[WHAT YOU NEED TO DO]
Print the data that follows exactly.
**** PROVIDED RECORDS ****
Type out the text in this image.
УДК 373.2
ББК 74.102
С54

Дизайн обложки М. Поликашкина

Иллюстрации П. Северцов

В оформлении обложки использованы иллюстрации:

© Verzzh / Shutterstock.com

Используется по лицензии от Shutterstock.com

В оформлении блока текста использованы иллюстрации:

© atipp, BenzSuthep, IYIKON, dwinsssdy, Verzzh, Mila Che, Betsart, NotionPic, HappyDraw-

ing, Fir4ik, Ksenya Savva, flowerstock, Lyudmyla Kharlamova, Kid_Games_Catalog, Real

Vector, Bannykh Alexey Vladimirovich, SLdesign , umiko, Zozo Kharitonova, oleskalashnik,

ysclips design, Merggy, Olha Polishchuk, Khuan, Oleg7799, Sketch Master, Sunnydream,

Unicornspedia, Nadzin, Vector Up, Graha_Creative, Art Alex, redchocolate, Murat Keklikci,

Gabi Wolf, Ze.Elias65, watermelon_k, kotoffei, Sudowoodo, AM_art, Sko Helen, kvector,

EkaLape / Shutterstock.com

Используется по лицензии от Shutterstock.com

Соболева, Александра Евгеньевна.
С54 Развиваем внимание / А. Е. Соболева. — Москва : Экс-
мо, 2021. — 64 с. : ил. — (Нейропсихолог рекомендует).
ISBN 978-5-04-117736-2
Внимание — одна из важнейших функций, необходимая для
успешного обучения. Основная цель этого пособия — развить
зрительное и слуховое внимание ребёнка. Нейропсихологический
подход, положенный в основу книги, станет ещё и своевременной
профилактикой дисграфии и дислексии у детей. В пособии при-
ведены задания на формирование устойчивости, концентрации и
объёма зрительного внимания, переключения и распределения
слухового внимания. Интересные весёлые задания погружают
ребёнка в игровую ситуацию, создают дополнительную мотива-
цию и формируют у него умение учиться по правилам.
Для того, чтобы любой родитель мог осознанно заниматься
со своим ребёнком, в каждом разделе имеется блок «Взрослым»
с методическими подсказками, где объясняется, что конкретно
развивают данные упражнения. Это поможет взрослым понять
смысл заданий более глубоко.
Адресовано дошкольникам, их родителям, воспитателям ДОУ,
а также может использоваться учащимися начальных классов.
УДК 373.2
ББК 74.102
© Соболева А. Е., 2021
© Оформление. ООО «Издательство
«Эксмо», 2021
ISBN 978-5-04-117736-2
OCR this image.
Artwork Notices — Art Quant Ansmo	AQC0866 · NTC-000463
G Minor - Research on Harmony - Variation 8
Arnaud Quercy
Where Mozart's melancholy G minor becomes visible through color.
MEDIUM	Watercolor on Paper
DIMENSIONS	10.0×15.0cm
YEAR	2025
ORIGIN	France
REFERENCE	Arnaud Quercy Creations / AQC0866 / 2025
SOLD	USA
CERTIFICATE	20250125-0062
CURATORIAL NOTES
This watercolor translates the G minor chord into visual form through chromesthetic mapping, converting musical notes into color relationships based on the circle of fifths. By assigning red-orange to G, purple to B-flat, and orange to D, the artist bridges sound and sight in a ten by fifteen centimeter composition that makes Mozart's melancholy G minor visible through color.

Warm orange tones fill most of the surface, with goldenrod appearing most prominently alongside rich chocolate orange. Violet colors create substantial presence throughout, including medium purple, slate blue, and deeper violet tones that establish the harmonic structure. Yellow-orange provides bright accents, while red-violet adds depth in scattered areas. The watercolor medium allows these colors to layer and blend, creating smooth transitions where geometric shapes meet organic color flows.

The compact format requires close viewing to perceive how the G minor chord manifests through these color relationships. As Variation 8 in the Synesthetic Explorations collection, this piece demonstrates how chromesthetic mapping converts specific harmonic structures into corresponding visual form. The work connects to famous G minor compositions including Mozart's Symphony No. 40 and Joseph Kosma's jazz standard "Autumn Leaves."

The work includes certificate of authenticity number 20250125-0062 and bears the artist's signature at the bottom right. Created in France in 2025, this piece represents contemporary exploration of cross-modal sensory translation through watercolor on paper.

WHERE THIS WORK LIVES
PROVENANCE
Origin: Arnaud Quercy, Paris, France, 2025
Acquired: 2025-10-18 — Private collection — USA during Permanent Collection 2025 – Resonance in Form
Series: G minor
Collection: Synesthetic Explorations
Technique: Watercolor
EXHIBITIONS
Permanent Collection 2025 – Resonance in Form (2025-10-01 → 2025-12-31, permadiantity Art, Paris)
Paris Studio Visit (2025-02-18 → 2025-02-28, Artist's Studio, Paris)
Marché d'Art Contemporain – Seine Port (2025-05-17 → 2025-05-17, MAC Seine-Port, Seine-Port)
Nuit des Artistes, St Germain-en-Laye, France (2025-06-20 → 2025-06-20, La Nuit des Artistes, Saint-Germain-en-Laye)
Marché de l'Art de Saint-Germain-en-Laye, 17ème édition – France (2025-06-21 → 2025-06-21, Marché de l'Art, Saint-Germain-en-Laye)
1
****
[FULL ANSWER]
Type out the text in this image.
УДК 373.2
ББК 74.102
С54

Дизайн обложки М. Поликашкина

Иллюстрации П. Северцов

В оформлении обложки использованы иллюстрации:

© Verzzh / Shutterstock.com

Используется по лицензии от Shutterstock.com

В оформлении блока текста использованы иллюстрации:

© atipp, BenzSuthep, IYIKON, dwinsssdy, Verzzh, Mila Che, Betsart, NotionPic, HappyDraw-

ing, Fir4ik, Ksenya Savva, flowerstock, Lyudmyla Kharlamova, Kid_Games_Catalog, Real

Vector, Bannykh Alexey Vladimirovich, SLdesign , umiko, Zozo Kharitonova, oleskalashnik,

ysclips design, Merggy, Olha Polishchuk, Khuan, Oleg7799, Sketch Master, Sunnydream,

Unicornspedia, Nadzin, Vector Up, Graha_Creative, Art Alex, redchocolate, Murat Keklikci,

Gabi Wolf, Ze.Elias65, watermelon_k, kotoffei, Sudowoodo, AM_art, Sko Helen, kvector,

EkaLape / Shutterstock.com

Используется по лицензии от Shutterstock.com

Соболева, Александра Евгеньевна.
С54 Развиваем внимание / А. Е. Соболева. — Москва : Экс-
мо, 2021. — 64 с. : ил. — (Нейропсихолог рекомендует).
ISBN 978-5-04-117736-2
Внимание — одна из важнейших функций, необходимая для
успешного обучения. Основная цель этого пособия — развить
зрительное и слуховое внимание ребёнка. Нейропсихологический
подход, положенный в основу книги, станет ещё и своевременной
профилактикой дисграфии и дислексии у детей. В пособии при-
ведены задания на формирование устойчивости, концентрации и
объёма зрительного внимания, переключения и распределения
слухового внимания. Интересные весёлые задания погружают
ребёнка в игровую ситуацию, создают дополнительную мотива-
цию и формируют у него умение учиться по правилам.
Для того, чтобы любой родитель мог осознанно заниматься
со своим ребёнком, в каждом разделе имеется блок «Взрослым»
с методическими подсказками, где объясняется, что конкретно
развивают данные упражнения. Это поможет взрослым понять
смысл заданий более глубоко.
Адресовано дошкольникам, их родителям, воспитателям ДОУ,
а также может использоваться учащимися начальных классов.
УДК 373.2
ББК 74.102
© Соболева А. Е., 2021
© Оформление. ООО «Издательство
«Эксмо», 2021
ISBN 978-5-04-117736-2
OCR this image.
Artwork Notices — Art Quant Ansmo	AQC0866 · NTC-000463
G Minor - Research on Harmony - Variation 8
Arnaud Quercy
Where Mozart's melancholy G minor becomes visible through color.
MEDIUM	Watercolor on Paper
DIMENSIONS	10.0×15.0cm
YEAR	2025
ORIGIN	France
REFERENCE	Arnaud Quercy Creations / AQC0866 / 2025
SOLD	USA
CERTIFICATE	20250125-0062
CURATORIAL NOTES
This watercolor translates the G minor chord into visual form through chromesthetic mapping, converting musical notes into color relationships based on the circle of fifths. By assigning red-orange to G, purple to B-flat, and orange to D, the artist bridges sound and sight in a ten by fifteen centimeter composition that makes Mozart's melancholy G minor visible through color.

Warm orange tones fill most of the surface, with goldenrod appearing most prominently alongside rich chocolate orange. Violet colors create substantial presence throughout, including medium purple, slate blue, and deeper violet tones that establish the harmonic structure. Yellow-orange provides bright accents, while red-violet adds depth in scattered areas. The watercolor medium allows these colors to layer and blend, creating smooth transitions where geometric shapes meet organic color flows.

The compact format requires close viewing to perceive how the G minor chord manifests through these color relationships. As Variation 8 in the Synesthetic Explorations collection, this piece demonstrates how chromesthetic mapping converts specific harmonic structures into corresponding visual form. The work connects to famous G minor compositions including Mozart's Symphony No. 40 and Joseph Kosma's jazz standard "Autumn Leaves."

The work includes certificate of authenticity number 20250125-0062 and bears the artist's signature at the bottom right. Created in France in 2025, this piece represents contemporary exploration of cross-modal sensory translation through watercolor on paper.

WHERE THIS WORK LIVES
PROVENANCE
Origin: Arnaud Quercy, Paris, France, 2025
Acquired: 2025-10-18 — Private collection — USA during Permanent Collection 2025 – Resonance in Form
Series: G minor
Collection: Synesthetic Explorations
Technique: Watercolor
EXHIBITIONS
Permanent Collection 2025 – Resonance in Form (2025-10-01 → 2025-12-31, permadiantity Art, Paris)
Paris Studio Visit (2025-02-18 → 2025-02-28, Artist's Studio, Paris)
Marché d'Art Contemporain – Seine Port (2025-05-17 → 2025-05-17, MAC Seine-Port, Seine-Port)
Nuit des Artistes, St Germain-en-Laye, France (2025-06-20 → 2025-06-20, La Nuit des Artistes, Saint-Germain-en-Laye)
Marché de l'Art de Saint-Germain-en-Laye, 17ème édition – France (2025-06-21 → 2025-06-21, Marché de l'Art, Saint-Germain-en-Laye)
1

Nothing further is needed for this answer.